Go through the listing and pick out each line with the word "text" in it.

(Dataset items)
· · ·

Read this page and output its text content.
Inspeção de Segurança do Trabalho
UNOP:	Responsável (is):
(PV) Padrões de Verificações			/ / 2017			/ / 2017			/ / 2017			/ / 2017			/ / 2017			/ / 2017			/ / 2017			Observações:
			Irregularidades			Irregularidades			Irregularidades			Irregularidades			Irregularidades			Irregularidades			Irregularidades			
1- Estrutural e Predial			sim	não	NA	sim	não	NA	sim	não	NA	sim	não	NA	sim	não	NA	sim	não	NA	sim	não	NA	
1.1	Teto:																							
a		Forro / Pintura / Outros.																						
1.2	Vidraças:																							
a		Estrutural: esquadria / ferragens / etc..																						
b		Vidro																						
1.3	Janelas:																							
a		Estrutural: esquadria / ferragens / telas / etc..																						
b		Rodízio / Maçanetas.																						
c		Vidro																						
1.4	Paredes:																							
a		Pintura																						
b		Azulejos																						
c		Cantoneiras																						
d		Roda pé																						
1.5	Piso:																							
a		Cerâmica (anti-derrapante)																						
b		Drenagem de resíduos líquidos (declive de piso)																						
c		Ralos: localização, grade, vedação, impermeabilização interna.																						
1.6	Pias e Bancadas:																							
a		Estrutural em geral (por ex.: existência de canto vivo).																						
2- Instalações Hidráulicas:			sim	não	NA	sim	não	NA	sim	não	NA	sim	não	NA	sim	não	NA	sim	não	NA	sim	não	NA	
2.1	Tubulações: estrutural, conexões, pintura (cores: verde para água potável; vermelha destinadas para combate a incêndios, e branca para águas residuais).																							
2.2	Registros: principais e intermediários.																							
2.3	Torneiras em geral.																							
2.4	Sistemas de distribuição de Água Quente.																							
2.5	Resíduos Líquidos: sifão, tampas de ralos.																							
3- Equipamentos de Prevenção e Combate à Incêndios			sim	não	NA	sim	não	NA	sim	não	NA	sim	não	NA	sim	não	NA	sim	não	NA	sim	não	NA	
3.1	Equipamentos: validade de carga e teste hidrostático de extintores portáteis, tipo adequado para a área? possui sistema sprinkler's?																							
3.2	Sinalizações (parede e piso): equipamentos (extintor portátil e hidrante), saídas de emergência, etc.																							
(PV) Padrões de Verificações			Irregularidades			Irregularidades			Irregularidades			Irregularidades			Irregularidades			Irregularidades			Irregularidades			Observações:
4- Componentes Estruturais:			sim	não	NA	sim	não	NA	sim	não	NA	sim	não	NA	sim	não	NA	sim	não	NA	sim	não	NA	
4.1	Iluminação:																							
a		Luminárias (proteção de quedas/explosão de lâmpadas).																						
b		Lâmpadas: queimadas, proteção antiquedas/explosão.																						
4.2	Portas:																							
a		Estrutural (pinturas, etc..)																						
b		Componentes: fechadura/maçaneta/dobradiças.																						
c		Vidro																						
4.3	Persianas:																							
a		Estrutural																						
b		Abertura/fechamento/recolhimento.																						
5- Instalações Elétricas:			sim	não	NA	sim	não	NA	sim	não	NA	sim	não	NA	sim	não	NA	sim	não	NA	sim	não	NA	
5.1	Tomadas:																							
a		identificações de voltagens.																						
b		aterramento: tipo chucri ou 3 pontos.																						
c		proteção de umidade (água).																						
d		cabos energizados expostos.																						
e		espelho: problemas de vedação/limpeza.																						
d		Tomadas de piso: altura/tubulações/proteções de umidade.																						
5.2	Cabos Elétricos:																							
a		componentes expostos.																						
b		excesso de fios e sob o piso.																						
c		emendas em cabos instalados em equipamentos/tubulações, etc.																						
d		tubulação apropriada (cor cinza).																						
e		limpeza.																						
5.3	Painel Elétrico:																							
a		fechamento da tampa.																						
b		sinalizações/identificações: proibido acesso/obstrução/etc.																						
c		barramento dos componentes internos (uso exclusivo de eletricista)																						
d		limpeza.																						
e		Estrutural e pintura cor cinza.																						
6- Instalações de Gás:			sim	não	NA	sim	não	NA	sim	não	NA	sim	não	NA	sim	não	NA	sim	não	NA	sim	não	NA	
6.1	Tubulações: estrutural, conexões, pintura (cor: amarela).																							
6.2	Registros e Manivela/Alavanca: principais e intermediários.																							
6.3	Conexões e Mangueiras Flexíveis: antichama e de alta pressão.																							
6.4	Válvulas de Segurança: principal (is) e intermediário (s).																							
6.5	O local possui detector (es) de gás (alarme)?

· · ·

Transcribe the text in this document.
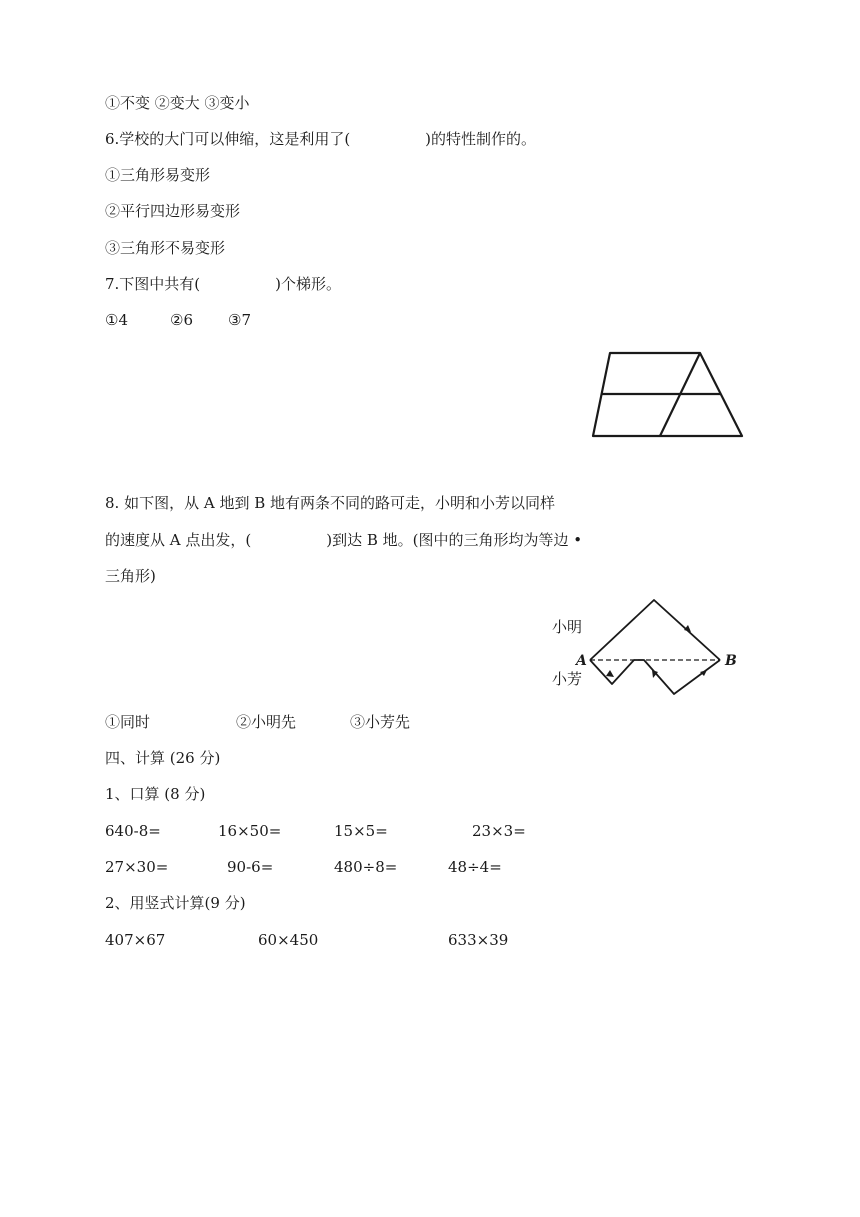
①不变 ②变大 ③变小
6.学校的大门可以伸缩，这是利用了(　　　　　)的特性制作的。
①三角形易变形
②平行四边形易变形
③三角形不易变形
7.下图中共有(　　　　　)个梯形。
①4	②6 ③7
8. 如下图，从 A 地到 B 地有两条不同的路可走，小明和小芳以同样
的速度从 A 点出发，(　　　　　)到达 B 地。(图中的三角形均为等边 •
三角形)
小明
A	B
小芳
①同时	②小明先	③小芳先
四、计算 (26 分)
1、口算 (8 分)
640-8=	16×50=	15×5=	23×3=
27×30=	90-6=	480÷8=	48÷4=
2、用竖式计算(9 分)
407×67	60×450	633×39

· · ·

● **SOLUTION FOR THIS EXERCISE**
Read this page and output its text content.
Transcribe the text in this document.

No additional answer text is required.